__Excerpted passage__:
►
Skylab Technical Crew Debriefings, 1973–1974: Light Flashes, a 'Reddish Satellite,' and Maneuvering Lights Around the Space Station
Skylab Technical Crew Debriefings, 1973–1974: Light Flashes, a "Reddish Satellite," and Maneuvering Lights Around the Space Station
Source file: nasa-uap-d7-skylab-technical-crew-debriefing-1973.pdf Originating agency: NASA, Lyndon B. Johnson Space Center, Houston, Texas Source documents: JSC-08053 (Skylab 1/2, June 30, 1973), JSC-08478 (Skylab 1/3, October 4, 1973), JSC-08809 (Skylab 1/4, February 22, 1974) Date range: May 14, 1973 to February 8, 1974 High-significance pages: 23-20, 23-21 (Skylab 2); 7-4, 7-5, 20-1, 20-2 (Skylab 3); 7-8, 7-9 (Skylab 4)
Official Blurb (from war.gov)
Launched on May 14, 1973, Skylab was the United States' first laboratory in space. From 1973 to 1974, the station was visited by three crews. This document contains excerpts from all three crews to visit the station.
Summary
This document is a compilation drawn from the semi-confidential Technical Crew Debriefings of all three Skylab crews — the first space station operated by the United States. Each debriefing was conducted shortly after the crew returned to Earth at NASA's Johnson Space Center in Houston. The debriefings were designed to cover every operational aspect of the mission, and each included a dedicated chapter titled "Unusual or Unexpected Visual Phenomena" that has attracted recurring attention from UAP researchers.
Three distinct categories of anomalous observations emerge across the three debriefings. The Skylab 2 crew — Charles "Pete" Conrad, Paul Weitz, and Joseph Kerwin — reported light flashes seen primarily with eyes closed at night, at a rate of two to three per minute. The Skylab 3 crew — Alan Bean, Jack Lousma, and Owen Garriott — reported a striking and unusual observation: a bright reddish object, brighter than Jupiter or any other planet, tracked for ten minutes from the station's wardroom window. The crew described it as a satellite in a very similar orbit to their own, but its identity was never explained to the astronauts. The Skylab 4 crew — Gerald P. Carr, William Pogue, and Edward Gibson — reported externally visible flashing lights with a pronounced relative motion compared to the station.
The anomalous significance of the document is particularly high because of the Skylab 3 "reddish satellite" observation by Garriott and Lousma. No explanation has ever been provided by NASA, and the object does not appear in any publicly available U.S. or Soviet orbital catalog from that period. This represents one of the most credible and well-documented UAP observations in the history of American space exploration.
◄
__Material shown__:
►
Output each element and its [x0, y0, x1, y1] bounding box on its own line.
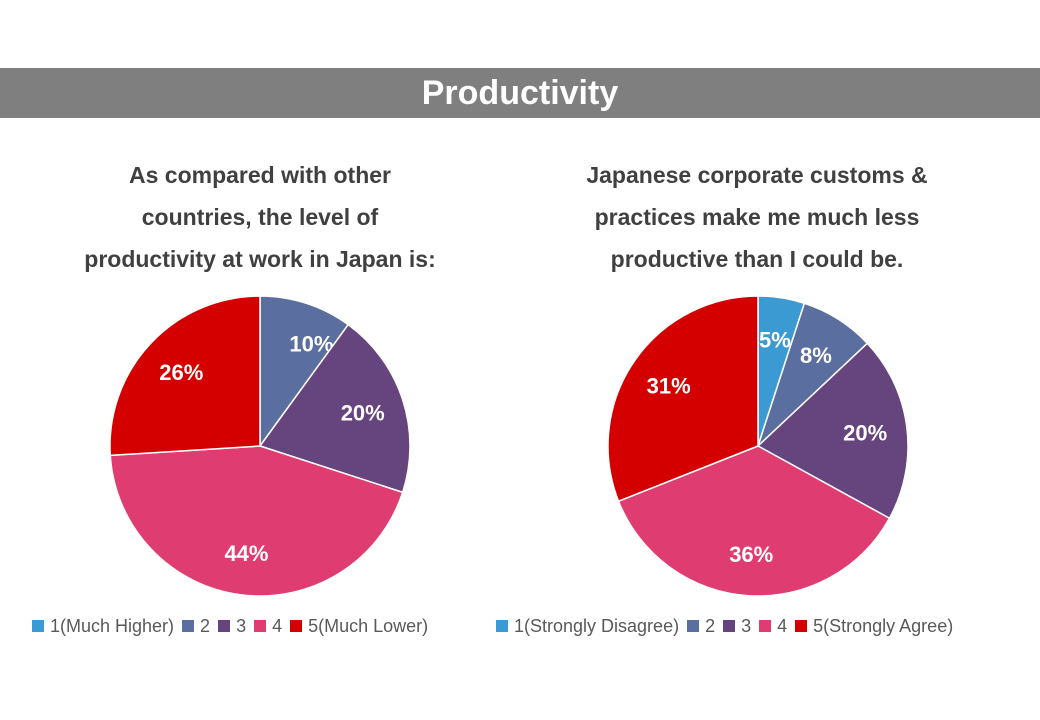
legend-swatch — [496, 620, 508, 632]
chart-title-line: As compared with other — [129, 162, 391, 188]
chart-title-line: productivity at work in Japan is: — [84, 246, 436, 272]
legend-item: 3 — [723, 616, 751, 637]
pie-slice — [258, 323, 411, 494]
legend-item: 1(Much Higher) — [32, 616, 174, 637]
legend-swatch — [290, 620, 303, 632]
pie-slice — [259, 295, 350, 449]
legend-item: 1(Strongly Disagree) — [496, 616, 679, 637]
chart-title-left: As compared with other countries, the le… — [45, 154, 475, 280]
pie-slice — [756, 342, 909, 520]
pie-slice — [109, 445, 404, 597]
legend-swatch — [795, 620, 808, 632]
legend-swatch — [32, 620, 44, 632]
legend-label: 2 — [705, 615, 716, 636]
legend-item: 4 — [759, 616, 787, 637]
legend-left: 1(Much Higher) 2 3 4 5(Much Lower) — [32, 612, 436, 640]
legend-item: 2 — [687, 616, 715, 637]
legend-swatch — [687, 620, 700, 632]
data-label: 36% — [729, 542, 773, 567]
legend-label: 3 — [741, 615, 752, 636]
chart-title-line: productive than I could be. — [610, 246, 904, 272]
chart-title-line: practices make me much less — [594, 204, 920, 230]
chart-title-line: countries, the level of — [141, 204, 379, 230]
chart-title-line: Japanese corporate customs & — [586, 162, 928, 188]
legend-label: 4 — [777, 615, 788, 636]
legend-label: 5(Much Lower) — [308, 615, 429, 636]
legend-label: 1(Much Higher) — [50, 615, 175, 636]
legend-label: 2 — [200, 615, 211, 636]
legend-swatch — [759, 620, 772, 632]
data-label: 20% — [341, 401, 385, 426]
pie-slice — [617, 445, 891, 597]
page-title: Productivity — [0, 68, 1040, 118]
pie-slice — [109, 295, 261, 457]
legend-item: 4 — [254, 616, 282, 637]
data-label: 10% — [289, 331, 333, 356]
legend-swatch — [254, 620, 267, 632]
data-label: 26% — [159, 360, 203, 385]
legend-item: 5(Much Lower) — [290, 616, 428, 637]
legend-label: 1(Strongly Disagree) — [514, 615, 680, 636]
data-label: 20% — [843, 420, 887, 445]
chart-title-right: Japanese corporate customs & practices m… — [542, 154, 972, 280]
legend-swatch — [218, 620, 231, 632]
legend-swatch — [182, 620, 195, 632]
data-label: 5% — [759, 327, 791, 352]
legend-right: 1(Strongly Disagree) 2 3 4 5(Strongly Agree) — [496, 612, 961, 640]
pie-slice — [607, 295, 759, 503]
data-label: 44% — [224, 541, 268, 566]
legend-item: 3 — [218, 616, 246, 637]
legend-item: 2 — [182, 616, 210, 637]
legend-label: 3 — [236, 615, 247, 636]
data-label: 8% — [800, 343, 832, 368]
legend-label: 5(Strongly Agree) — [813, 615, 954, 636]
legend-item: 5(Strongly Agree) — [795, 616, 953, 637]
data-label: 31% — [647, 373, 691, 398]
legend-swatch — [723, 620, 736, 632]
legend-label: 4 — [272, 615, 283, 636]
◄
__Exercise requirements__: Write the next part of the summary of the Skylab crew debriefings, starting right after its final sentence.

__Task answer__:
Research Article
Introduction: Skylab, America's First Space Station
Skylab was the United States' first orbital laboratory. It launched on May 14, 1973, built around a converted upper-stage shell of a Saturn V rocket. The launch was accompanied by severe mechanical failures: the meteoroid shield tore away, two solar panels were lost, and a third remained stuck in the closed position. The three crews that followed (Skylab 2, Skylab 3, Skylab 4) served partly as repair teams, maintaining the station across missions lasting 28, 59, and 84 days respectively. The numbering system Skylab 1/2, 1/3, 1/4 found in the debriefing headings refers to Skylab 1 (the station itself) and the successive crewed missions.
This document is not a UAP incident report in any military sense. It is a compilation of internal NASA technical debriefings intended to improve training for future crews. Each debriefing included an independent chapter on unusual or unexpected visual phenomena, and the astronauts' answers within that chapter constitute the primary record of anomalous observations from the station during this era.
Skylab 2 Crew: Kerwin's Flashes
The first mission to the station (Skylab 2) launched on May 25, 1973, and returned on June 22, 1973. The crew included Charles "Pete" Conrad as Commander (the same astronaut who walked on the Moon during Apollo 12), Paul Weitz as Pilot, and Dr. Joseph Kerwin as Science Pilot. Their technical debriefing was conducted on June 30, 1973 — less than two weeks after splashdown.
On page 23-20 of the document, in the "Unusual or Unexpected Visual Phenomenon" section, Kerwin reported:
"We saw light flashes. I think all of us saw them. I saw them most often when I was in the sack at night with my eyes closed but awake naturally. They tended to wax and wane in frequency."
Kerwin added that someone had asked him whether the phenomenon was related to the South Atlantic Anomaly — the region where the Van Allen radiation belt dips closest to Earth's surface — and clarified that while he did not have his notebook handy at that moment, the flashes were sometimes frequent: "two or three per minute."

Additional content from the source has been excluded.